Copy these lines verbatim, beginning at the line that contains "y-axis-tick-label: 16٪ (18, 255, 53, 275)" and ending after the line that contains "y-axis-tick-label: 13٪ (18, 459, 53, 479)", with both of those lines included. Reproduce nothing else from the listing.

Bounding box annotations
------------------------------------------------------------
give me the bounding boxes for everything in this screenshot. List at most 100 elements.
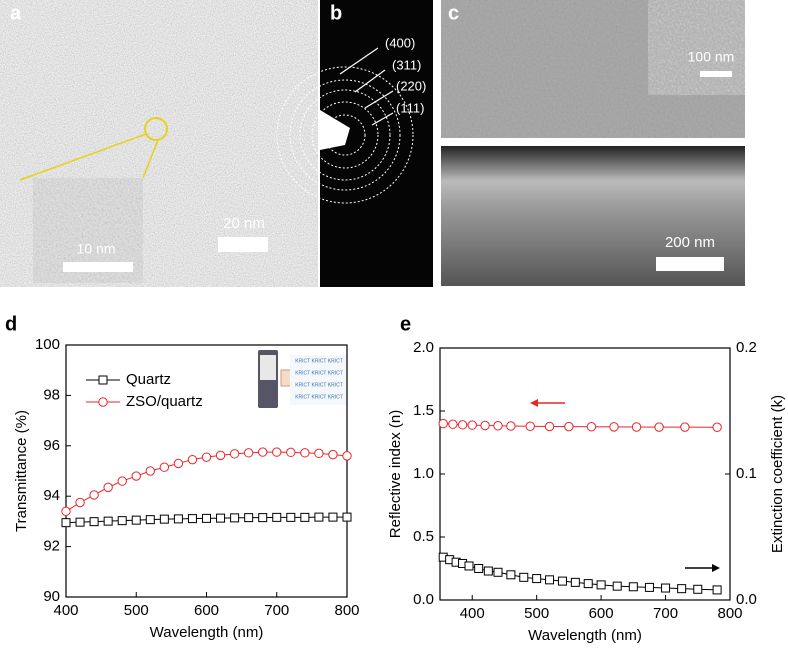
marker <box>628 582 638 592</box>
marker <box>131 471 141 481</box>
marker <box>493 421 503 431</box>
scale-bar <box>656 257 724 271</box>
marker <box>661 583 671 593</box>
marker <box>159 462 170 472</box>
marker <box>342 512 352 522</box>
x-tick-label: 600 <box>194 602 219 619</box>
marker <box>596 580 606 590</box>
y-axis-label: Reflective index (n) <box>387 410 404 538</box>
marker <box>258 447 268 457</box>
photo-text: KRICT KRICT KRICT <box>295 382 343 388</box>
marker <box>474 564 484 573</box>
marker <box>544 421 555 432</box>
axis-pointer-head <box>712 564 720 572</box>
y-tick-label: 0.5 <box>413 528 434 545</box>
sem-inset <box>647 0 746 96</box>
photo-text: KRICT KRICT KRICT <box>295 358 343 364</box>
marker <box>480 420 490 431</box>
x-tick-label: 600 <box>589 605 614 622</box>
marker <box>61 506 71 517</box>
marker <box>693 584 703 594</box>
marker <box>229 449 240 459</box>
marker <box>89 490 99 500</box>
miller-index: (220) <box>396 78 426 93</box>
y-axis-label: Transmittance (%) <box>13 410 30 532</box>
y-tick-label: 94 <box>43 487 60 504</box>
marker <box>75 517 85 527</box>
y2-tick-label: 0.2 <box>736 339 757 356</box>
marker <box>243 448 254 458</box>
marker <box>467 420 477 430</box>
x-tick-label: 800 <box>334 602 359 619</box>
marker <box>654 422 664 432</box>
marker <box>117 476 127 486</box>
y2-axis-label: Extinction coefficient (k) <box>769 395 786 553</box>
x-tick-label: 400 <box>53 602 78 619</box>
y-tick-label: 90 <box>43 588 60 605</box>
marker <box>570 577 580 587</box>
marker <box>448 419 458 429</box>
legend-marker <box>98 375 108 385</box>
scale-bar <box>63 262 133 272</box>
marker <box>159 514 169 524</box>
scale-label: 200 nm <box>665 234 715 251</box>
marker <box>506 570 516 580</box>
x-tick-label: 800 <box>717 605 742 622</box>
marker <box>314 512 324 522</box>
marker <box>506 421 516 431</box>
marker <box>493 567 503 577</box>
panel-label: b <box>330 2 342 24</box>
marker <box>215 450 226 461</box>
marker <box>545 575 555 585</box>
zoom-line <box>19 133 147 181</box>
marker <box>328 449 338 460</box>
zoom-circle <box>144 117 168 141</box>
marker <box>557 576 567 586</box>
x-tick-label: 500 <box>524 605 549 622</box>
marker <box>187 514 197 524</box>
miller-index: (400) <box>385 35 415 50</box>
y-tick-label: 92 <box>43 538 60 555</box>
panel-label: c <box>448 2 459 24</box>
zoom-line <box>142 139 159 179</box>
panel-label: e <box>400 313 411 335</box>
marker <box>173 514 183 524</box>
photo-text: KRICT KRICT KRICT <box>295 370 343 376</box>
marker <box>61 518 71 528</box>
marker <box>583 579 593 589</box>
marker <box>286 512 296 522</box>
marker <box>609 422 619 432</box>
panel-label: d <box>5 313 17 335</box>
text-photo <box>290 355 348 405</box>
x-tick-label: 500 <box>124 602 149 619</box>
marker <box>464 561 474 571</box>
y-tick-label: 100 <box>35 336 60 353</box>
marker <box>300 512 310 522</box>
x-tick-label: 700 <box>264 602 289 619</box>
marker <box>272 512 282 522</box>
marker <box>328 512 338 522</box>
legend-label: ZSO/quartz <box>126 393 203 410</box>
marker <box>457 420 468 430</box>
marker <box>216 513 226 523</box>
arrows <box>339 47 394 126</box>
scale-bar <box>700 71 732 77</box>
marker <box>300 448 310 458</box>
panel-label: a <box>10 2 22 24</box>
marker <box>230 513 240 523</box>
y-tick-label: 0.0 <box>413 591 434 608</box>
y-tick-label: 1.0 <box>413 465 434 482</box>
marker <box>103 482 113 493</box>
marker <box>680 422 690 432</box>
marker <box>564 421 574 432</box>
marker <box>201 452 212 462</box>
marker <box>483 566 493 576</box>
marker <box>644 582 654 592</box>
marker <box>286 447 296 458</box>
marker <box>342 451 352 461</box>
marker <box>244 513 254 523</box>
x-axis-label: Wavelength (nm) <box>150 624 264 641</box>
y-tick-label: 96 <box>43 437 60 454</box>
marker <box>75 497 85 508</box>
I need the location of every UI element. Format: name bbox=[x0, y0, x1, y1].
------------------------------------------------------------
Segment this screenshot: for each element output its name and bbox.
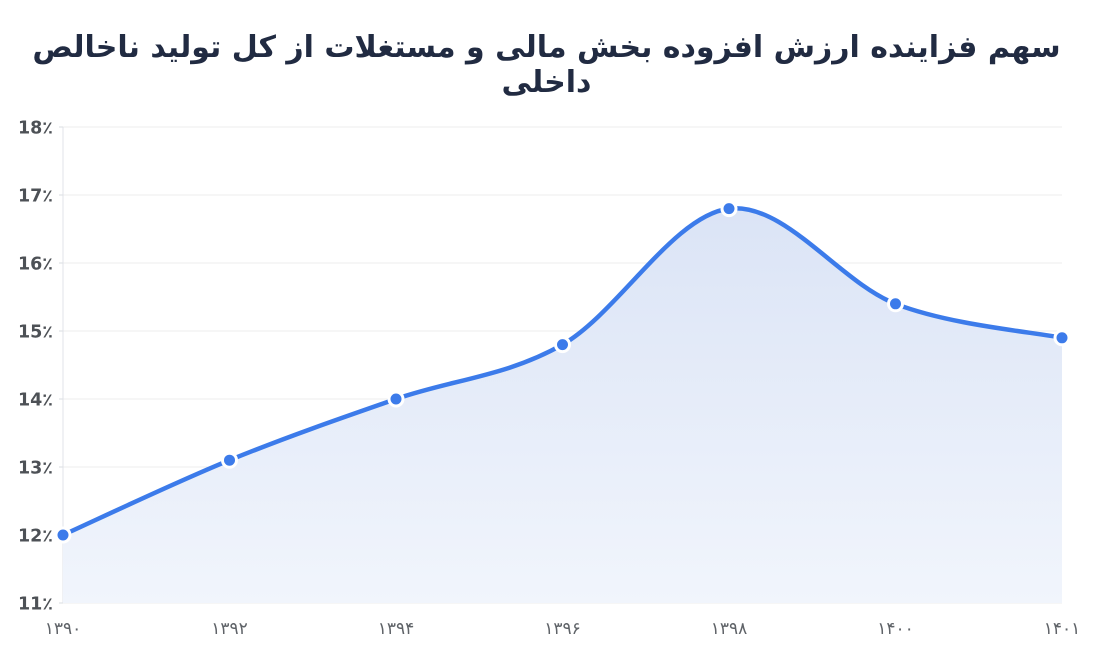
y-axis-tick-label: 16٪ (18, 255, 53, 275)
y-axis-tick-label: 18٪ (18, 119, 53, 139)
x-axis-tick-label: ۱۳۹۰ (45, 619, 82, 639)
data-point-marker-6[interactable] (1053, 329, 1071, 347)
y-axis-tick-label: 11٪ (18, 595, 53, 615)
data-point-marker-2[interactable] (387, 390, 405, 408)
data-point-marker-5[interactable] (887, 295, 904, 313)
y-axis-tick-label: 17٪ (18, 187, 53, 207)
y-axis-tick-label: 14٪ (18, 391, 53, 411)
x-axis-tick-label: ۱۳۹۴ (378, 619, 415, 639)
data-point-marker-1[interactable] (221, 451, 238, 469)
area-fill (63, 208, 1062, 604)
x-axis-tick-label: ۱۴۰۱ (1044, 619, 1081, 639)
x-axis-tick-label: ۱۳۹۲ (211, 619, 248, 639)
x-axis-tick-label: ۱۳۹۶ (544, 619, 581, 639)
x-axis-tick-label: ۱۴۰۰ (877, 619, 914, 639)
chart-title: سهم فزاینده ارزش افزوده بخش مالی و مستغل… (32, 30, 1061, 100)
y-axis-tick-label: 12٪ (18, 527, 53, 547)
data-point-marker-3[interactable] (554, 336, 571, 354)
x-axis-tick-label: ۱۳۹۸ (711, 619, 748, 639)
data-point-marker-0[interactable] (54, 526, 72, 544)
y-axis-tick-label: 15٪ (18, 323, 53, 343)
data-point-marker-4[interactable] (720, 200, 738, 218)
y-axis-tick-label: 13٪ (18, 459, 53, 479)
------------------------------------------------------------
*EXPECTED ANSWER*:
y-axis-tick-label: 16٪ (18, 255, 53, 275)
y-axis-tick-label: 18٪ (18, 119, 53, 139)
x-axis-tick-label: ۱۳۹۰ (45, 619, 82, 639)
data-point-marker-6[interactable] (1053, 329, 1071, 347)
y-axis-tick-label: 11٪ (18, 595, 53, 615)
data-point-marker-2[interactable] (387, 390, 405, 408)
data-point-marker-5[interactable] (887, 295, 904, 313)
y-axis-tick-label: 17٪ (18, 187, 53, 207)
y-axis-tick-label: 14٪ (18, 391, 53, 411)
x-axis-tick-label: ۱۳۹۴ (378, 619, 415, 639)
data-point-marker-1[interactable] (221, 451, 238, 469)
area-fill (63, 208, 1062, 604)
x-axis-tick-label: ۱۴۰۱ (1044, 619, 1081, 639)
x-axis-tick-label: ۱۳۹۲ (211, 619, 248, 639)
x-axis-tick-label: ۱۳۹۶ (544, 619, 581, 639)
x-axis-tick-label: ۱۴۰۰ (877, 619, 914, 639)
chart-title: سهم فزاینده ارزش افزوده بخش مالی و مستغل… (32, 30, 1061, 100)
y-axis-tick-label: 12٪ (18, 527, 53, 547)
data-point-marker-3[interactable] (554, 336, 571, 354)
x-axis-tick-label: ۱۳۹۸ (711, 619, 748, 639)
data-point-marker-0[interactable] (54, 526, 72, 544)
y-axis-tick-label: 15٪ (18, 323, 53, 343)
data-point-marker-4[interactable] (720, 200, 738, 218)
y-axis-tick-label: 13٪ (18, 459, 53, 479)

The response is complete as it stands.